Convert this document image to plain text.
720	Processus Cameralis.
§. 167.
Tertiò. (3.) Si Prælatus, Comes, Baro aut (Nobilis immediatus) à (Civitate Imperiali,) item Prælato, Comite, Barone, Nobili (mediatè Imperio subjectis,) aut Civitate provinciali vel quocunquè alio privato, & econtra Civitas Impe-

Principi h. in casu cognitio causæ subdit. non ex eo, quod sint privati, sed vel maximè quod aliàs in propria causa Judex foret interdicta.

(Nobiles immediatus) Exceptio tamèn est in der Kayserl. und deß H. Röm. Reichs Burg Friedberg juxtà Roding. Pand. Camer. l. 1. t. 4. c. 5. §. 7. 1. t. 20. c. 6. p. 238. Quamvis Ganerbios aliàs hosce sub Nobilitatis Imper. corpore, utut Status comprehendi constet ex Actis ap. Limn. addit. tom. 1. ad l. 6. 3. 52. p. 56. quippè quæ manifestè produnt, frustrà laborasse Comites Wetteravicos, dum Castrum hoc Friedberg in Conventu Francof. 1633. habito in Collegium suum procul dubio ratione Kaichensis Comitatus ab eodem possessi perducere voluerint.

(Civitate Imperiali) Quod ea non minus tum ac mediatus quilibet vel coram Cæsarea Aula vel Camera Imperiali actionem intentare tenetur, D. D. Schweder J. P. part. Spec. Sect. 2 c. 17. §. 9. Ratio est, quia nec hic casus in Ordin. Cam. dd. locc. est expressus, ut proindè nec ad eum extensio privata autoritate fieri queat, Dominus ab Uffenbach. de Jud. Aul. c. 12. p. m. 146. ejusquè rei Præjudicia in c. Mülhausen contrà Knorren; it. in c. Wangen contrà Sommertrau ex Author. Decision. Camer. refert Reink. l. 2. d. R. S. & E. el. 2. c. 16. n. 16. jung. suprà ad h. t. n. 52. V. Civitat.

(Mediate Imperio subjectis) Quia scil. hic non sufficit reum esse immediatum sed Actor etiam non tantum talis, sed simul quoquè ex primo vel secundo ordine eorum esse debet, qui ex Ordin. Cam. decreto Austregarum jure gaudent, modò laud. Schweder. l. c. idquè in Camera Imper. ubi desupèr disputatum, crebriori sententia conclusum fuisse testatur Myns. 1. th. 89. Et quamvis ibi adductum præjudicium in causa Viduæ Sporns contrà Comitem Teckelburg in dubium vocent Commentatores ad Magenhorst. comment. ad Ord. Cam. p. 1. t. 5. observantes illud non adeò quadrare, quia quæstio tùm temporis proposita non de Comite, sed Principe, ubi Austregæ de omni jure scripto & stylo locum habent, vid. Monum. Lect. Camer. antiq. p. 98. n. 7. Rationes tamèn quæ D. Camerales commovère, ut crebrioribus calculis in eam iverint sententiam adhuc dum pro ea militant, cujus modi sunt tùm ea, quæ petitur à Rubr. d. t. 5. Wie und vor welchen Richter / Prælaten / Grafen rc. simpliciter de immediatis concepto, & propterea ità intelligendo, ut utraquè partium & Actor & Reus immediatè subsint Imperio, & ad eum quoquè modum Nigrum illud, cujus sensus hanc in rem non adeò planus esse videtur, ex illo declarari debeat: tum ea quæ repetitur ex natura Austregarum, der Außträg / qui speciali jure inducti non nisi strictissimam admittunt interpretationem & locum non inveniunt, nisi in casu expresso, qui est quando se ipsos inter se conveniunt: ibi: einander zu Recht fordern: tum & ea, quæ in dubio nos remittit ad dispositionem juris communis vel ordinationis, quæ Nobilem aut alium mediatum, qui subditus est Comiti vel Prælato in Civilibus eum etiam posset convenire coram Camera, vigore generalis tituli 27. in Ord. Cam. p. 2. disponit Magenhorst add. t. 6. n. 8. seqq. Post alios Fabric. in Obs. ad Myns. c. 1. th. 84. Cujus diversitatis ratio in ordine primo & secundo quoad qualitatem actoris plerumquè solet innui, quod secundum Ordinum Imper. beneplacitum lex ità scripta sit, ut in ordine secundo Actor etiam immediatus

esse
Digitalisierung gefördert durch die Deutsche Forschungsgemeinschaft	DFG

• • • • • • •

Given problem
Each line of the listing should be copied exactly.

Exercise solution
Convert this document image to plain text.
720	Processus Cameralis.
§. 167.
Tertiò. (3.) Si Prælatus, Comes, Baro aut (Nobilis immediatus) à (Civitate Imperiali,) item Prælato, Comite, Barone, Nobili (mediatè Imperio subjectis,) aut Civitate provinciali vel quocunquè alio privato, & econtra Civitas Impe-

Principi h. in casu cognitio causæ subdit. non ex eo, quod sint privati, sed vel maximè quod aliàs in propria causa Judex foret interdicta.

(Nobiles immediatus) Exceptio tamèn est in der Kayserl. und deß H. Röm. Reichs Burg Friedberg juxtà Roding. Pand. Camer. l. 1. t. 4. c. 5. §. 7. 1. t. 20. c. 6. p. 238. Quamvis Ganerbios aliàs hosce sub Nobilitatis Imper. corpore, utut Status comprehendi constet ex Actis ap. Limn. addit. tom. 1. ad l. 6. 3. 52. p. 56. quippè quæ manifestè produnt, frustrà laborasse Comites Wetteravicos, dum Castrum hoc Friedberg in Conventu Francof. 1633. habito in Collegium suum procul dubio ratione Kaichensis Comitatus ab eodem possessi perducere voluerint.

(Civitate Imperiali) Quod ea non minus tum ac mediatus quilibet vel coram Cæsarea Aula vel Camera Imperiali actionem intentare tenetur, D. D. Schweder J. P. part. Spec. Sect. 2 c. 17. §. 9. Ratio est, quia nec hic casus in Ordin. Cam. dd. locc. est expressus, ut proindè nec ad eum extensio privata autoritate fieri queat, Dominus ab Uffenbach. de Jud. Aul. c. 12. p. m. 146. ejusquè rei Præjudicia in c. Mülhausen contrà Knorren; it. in c. Wangen contrà Sommertrau ex Author. Decision. Camer. refert Reink. l. 2. d. R. S. & E. el. 2. c. 16. n. 16. jung. suprà ad h. t. n. 52. V. Civitat.

(Mediate Imperio subjectis) Quia scil. hic non sufficit reum esse immediatum sed Actor etiam non tantum talis, sed simul quoquè ex primo vel secundo ordine eorum esse debet, qui ex Ordin. Cam. decreto Austregarum jure gaudent, modò laud. Schweder. l. c. idquè in Camera Imper. ubi desupèr disputatum, crebriori sententia conclusum fuisse testatur Myns. 1. th. 89. Et quamvis ibi adductum præjudicium in causa Viduæ Sporns contrà Comitem Teckelburg in dubium vocent Commentatores ad Magenhorst. comment. ad Ord. Cam. p. 1. t. 5. observantes illud non adeò quadrare, quia quæstio tùm temporis proposita non de Comite, sed Principe, ubi Austregæ de omni jure scripto & stylo locum habent, vid. Monum. Lect. Camer. antiq. p. 98. n. 7. Rationes tamèn quæ D. Camerales commovère, ut crebrioribus calculis in eam iverint sententiam adhuc dum pro ea militant, cujus modi sunt tùm ea, quæ petitur à Rubr. d. t. 5. Wie und vor welchen Richter / Prælaten / Grafen rc. simpliciter de immediatis concepto, & propterea ità intelligendo, ut utraquè partium & Actor & Reus immediatè subsint Imperio, & ad eum quoquè modum Nigrum illud, cujus sensus hanc in rem non adeò planus esse videtur, ex illo declarari debeat: tum ea quæ repetitur ex natura Austregarum, der Außträg / qui speciali jure inducti non nisi strictissimam admittunt interpretationem & locum non inveniunt, nisi in casu expresso, qui est quando se ipsos inter se conveniunt: ibi: einander zu Recht fordern: tum & ea, quæ in dubio nos remittit ad dispositionem juris communis vel ordinationis, quæ Nobilem aut alium mediatum, qui subditus est Comiti vel Prælato in Civilibus eum etiam posset convenire coram Camera, vigore generalis tituli 27. in Ord. Cam. p. 2. disponit Magenhorst add. t. 6. n. 8. seqq. Post alios Fabric. in Obs. ad Myns. c. 1. th. 84. Cujus diversitatis ratio in ordine primo & secundo quoad qualitatem actoris plerumquè solet innui, quod secundum Ordinum Imper. beneplacitum lex ità scripta sit, ut in ordine secundo Actor etiam immediatus

esse
Digitalisierung gefördert durch die Deutsche Forschungsgemeinschaft	DFG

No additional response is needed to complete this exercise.